● The problem
Check every line below for the word "frksuper" and copy each one that has it.

● Record set
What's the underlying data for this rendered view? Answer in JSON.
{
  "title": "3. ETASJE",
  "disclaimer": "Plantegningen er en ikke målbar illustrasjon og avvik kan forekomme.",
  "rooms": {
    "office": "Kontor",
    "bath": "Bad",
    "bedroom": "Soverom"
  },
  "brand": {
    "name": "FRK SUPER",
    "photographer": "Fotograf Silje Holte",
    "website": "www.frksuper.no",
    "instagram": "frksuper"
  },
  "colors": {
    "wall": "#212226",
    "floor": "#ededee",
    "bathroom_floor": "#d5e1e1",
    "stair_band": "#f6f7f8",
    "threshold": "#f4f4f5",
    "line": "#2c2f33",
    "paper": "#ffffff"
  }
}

● Solved exercise
    "website": "www.frksuper.no",
    "instagram": "frksuper"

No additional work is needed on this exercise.